**Objective:** Only the number is wanted: how many lines hold the word "过犹不及"?

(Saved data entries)

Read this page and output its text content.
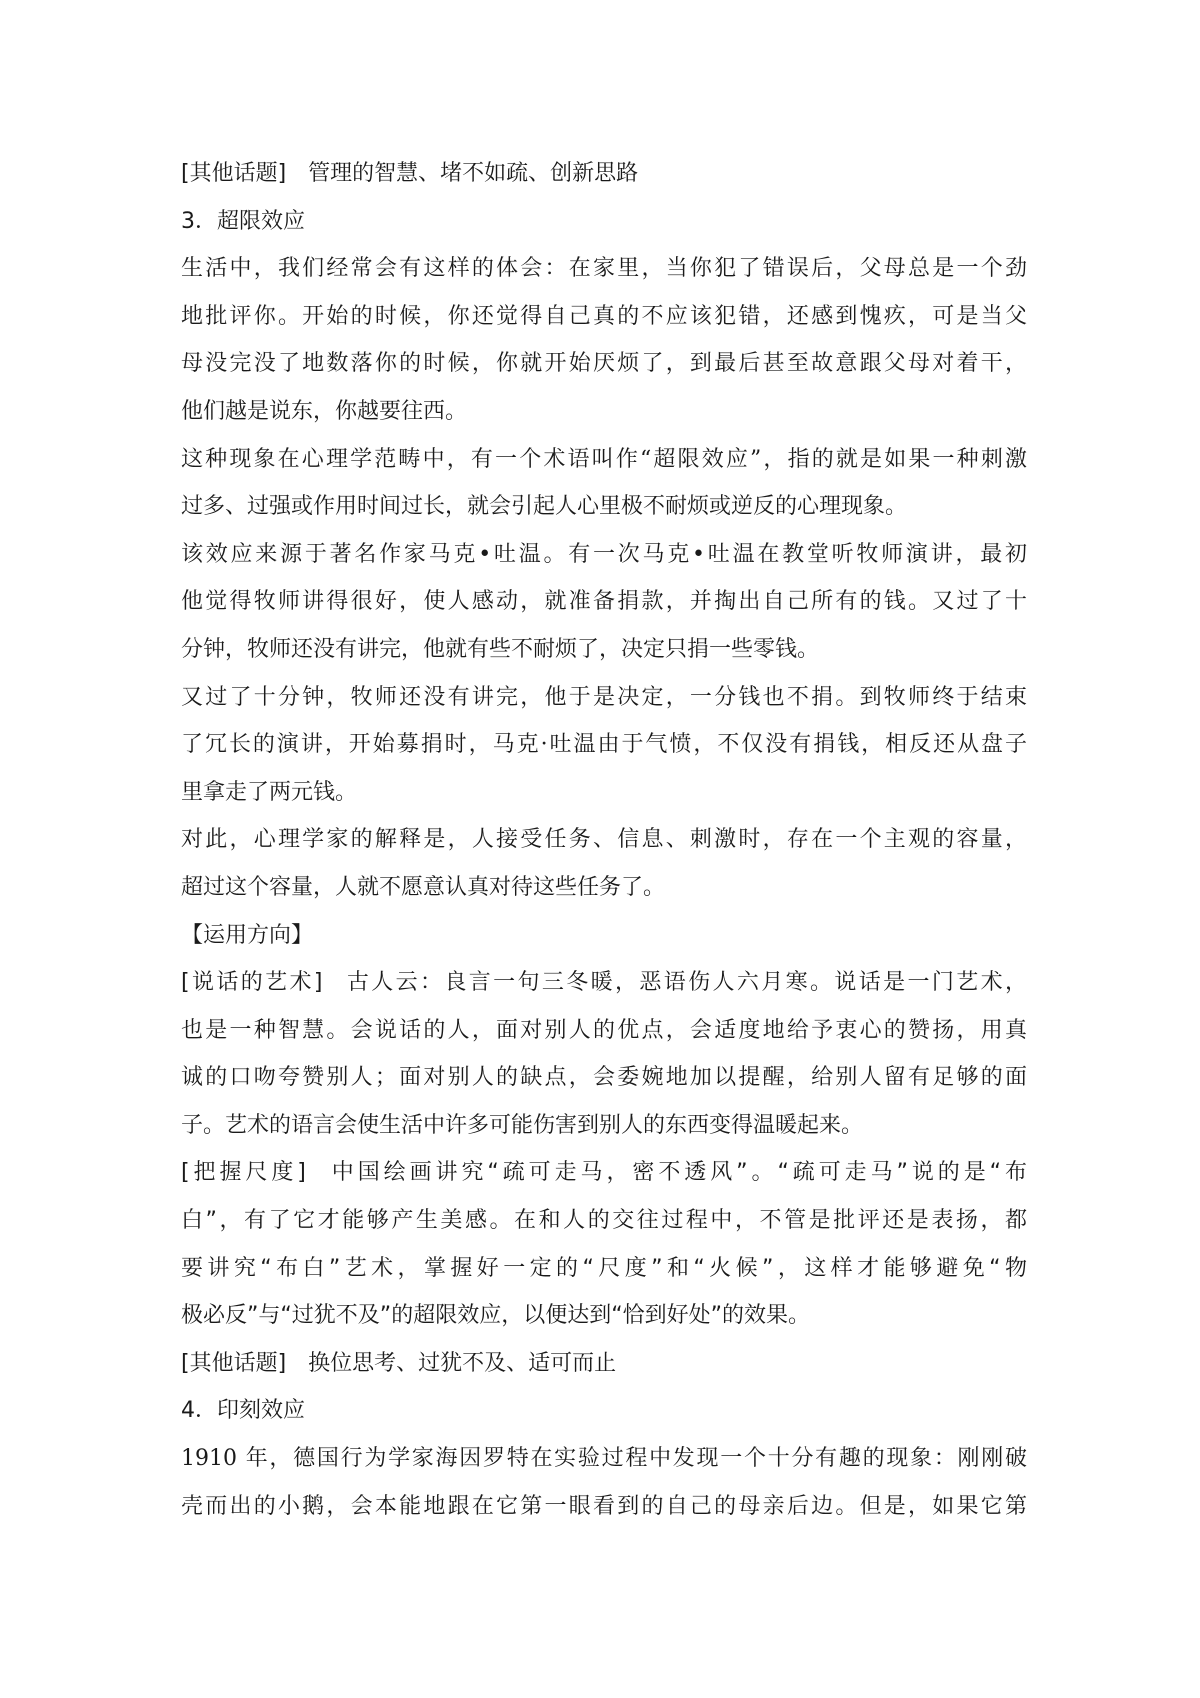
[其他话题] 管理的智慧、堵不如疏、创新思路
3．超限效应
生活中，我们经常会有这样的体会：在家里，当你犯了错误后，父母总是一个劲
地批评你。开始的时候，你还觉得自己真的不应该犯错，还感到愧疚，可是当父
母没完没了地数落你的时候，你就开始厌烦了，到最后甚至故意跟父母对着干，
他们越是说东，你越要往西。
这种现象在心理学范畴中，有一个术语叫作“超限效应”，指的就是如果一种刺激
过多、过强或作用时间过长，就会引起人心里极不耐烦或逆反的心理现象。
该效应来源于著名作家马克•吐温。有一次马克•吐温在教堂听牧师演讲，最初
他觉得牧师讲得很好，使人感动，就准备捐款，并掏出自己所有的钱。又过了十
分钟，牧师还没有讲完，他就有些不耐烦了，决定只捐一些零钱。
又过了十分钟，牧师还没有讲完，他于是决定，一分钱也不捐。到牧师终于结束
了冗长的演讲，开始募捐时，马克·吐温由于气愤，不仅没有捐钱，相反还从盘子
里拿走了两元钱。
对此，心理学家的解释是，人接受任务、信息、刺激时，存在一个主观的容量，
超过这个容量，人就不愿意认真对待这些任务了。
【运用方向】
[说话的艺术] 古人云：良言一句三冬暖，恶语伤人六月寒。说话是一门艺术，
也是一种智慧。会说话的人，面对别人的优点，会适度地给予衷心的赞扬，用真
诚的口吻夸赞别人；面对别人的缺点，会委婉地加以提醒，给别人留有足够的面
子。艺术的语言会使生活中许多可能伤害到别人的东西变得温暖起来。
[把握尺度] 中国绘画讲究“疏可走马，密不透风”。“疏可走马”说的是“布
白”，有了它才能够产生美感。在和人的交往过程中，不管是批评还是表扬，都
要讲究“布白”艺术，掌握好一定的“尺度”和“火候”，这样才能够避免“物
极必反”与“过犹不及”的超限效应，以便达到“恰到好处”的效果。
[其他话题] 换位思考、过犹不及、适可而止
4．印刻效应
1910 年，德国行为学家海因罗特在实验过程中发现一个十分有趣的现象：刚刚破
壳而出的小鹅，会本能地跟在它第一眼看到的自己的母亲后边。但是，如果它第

--

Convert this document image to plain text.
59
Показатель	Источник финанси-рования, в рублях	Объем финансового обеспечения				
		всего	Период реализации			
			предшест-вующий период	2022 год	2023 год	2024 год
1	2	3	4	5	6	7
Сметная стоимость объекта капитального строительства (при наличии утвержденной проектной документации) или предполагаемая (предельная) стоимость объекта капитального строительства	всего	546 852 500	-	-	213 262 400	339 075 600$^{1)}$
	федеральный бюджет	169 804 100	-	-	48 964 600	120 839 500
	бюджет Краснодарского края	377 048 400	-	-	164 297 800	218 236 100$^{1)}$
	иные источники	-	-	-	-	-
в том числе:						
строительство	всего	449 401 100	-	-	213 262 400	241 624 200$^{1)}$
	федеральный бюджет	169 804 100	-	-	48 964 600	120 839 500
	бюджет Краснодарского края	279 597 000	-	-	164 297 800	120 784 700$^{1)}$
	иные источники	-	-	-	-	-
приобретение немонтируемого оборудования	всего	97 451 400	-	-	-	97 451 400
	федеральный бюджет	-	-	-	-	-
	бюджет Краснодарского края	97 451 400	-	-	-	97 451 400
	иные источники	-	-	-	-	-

...

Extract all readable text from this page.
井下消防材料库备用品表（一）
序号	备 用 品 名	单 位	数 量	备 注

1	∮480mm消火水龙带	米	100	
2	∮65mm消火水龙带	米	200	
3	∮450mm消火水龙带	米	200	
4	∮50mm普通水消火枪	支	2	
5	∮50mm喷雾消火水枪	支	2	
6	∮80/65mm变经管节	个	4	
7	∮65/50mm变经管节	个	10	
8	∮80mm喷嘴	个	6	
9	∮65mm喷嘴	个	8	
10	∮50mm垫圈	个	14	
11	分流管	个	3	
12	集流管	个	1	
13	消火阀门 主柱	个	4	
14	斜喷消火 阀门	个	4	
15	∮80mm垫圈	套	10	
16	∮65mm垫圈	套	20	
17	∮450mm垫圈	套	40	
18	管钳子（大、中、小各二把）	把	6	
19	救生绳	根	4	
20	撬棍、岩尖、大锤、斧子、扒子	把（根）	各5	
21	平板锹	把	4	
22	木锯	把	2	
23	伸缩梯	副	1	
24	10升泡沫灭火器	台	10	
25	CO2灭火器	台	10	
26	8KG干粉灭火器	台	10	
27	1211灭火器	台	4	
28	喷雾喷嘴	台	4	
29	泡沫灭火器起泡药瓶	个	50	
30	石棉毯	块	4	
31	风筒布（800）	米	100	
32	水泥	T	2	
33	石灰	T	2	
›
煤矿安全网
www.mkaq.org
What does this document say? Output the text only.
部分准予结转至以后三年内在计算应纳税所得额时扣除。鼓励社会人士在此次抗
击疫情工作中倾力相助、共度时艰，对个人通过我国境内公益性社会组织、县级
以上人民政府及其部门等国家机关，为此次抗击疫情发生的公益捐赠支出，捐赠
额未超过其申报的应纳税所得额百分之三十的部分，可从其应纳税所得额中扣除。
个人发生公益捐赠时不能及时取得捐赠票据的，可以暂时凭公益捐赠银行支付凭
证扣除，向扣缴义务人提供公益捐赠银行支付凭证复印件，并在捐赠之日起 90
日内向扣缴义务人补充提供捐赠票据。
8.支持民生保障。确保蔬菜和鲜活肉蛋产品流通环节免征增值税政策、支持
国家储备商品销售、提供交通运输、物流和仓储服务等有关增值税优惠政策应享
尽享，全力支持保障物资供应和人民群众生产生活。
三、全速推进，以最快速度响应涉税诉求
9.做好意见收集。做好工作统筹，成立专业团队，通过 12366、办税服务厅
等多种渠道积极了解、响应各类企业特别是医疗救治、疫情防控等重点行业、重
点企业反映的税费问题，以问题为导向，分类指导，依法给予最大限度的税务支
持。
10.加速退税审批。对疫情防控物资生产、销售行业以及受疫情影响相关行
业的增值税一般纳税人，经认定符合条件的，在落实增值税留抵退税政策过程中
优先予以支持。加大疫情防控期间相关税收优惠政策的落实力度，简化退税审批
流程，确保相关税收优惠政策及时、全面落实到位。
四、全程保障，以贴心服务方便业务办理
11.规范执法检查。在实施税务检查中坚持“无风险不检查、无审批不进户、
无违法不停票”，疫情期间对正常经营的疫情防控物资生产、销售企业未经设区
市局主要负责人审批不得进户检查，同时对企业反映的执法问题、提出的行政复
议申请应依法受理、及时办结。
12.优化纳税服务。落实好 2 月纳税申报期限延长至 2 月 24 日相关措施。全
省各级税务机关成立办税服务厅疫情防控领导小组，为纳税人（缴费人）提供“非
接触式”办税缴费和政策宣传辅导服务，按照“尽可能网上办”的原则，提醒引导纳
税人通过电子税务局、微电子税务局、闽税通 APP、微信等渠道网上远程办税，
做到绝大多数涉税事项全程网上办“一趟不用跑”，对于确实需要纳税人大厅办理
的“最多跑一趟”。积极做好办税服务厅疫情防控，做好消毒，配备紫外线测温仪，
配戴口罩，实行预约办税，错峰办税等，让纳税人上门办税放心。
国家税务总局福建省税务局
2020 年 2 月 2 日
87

**Answer to the exercise:** 2